═══ Stored data ═══
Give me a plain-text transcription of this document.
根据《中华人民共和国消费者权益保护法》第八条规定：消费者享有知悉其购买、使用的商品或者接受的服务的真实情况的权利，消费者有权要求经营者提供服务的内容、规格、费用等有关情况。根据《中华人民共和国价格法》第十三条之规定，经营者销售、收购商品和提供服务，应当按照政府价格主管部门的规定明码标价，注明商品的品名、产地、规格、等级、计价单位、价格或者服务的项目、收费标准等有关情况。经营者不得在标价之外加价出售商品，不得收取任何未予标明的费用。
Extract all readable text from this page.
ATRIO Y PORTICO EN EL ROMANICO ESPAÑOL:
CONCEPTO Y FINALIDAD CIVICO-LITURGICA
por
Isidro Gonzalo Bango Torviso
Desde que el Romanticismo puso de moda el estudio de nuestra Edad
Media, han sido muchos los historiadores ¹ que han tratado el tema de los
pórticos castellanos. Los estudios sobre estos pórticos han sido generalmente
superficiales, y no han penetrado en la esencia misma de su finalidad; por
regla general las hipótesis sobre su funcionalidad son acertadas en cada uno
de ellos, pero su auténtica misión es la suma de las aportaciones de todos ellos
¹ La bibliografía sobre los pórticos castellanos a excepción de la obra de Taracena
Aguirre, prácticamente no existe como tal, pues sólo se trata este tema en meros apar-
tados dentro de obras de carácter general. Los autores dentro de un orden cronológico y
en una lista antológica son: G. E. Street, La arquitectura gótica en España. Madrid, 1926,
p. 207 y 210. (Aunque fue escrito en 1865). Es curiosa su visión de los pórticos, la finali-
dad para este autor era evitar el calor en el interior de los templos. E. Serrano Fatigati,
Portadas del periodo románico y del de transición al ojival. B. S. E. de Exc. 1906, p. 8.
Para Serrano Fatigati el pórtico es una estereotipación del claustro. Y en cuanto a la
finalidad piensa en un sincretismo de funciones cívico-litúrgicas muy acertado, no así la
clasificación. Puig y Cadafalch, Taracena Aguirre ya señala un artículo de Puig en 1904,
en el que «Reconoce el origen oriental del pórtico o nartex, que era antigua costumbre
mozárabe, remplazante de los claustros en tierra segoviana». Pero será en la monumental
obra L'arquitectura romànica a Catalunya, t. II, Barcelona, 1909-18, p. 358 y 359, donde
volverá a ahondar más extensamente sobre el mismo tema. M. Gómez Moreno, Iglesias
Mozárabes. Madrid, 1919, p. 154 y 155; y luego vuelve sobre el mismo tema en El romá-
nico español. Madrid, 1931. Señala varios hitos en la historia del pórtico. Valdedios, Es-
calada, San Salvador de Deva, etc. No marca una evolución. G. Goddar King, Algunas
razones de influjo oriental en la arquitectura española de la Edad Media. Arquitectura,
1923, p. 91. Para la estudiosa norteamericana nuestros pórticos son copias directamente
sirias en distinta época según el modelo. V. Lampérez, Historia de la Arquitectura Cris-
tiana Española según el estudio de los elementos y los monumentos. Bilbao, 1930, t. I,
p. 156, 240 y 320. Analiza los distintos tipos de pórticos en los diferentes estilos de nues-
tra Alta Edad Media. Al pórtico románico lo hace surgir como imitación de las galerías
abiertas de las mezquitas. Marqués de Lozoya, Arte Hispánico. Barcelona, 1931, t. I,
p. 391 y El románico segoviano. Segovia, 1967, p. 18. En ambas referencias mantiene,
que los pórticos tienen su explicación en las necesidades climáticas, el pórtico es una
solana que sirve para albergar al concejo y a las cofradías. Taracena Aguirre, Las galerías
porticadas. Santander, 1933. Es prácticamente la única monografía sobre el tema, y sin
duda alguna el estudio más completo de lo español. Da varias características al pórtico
═══
# Aim
Pull out every line in the material above where "sobre" occurs.

# Completed exercise
pórticos castellanos. Los estudios sobre estos pórticos han sido generalmente
regla general las hipótesis sobre su funcionalidad son acertadas en cada uno
¹ La bibliografía sobre los pórticos castellanos a excepción de la obra de Taracena
volverá a ahondar más extensamente sobre el mismo tema. M. Gómez Moreno, Iglesias
Mozárabes. Madrid, 1919, p. 154 y 155; y luego vuelve sobre el mismo tema en El romá-
porticadas. Santander, 1933. Es prácticamente la única monografía sobre el tema, y sin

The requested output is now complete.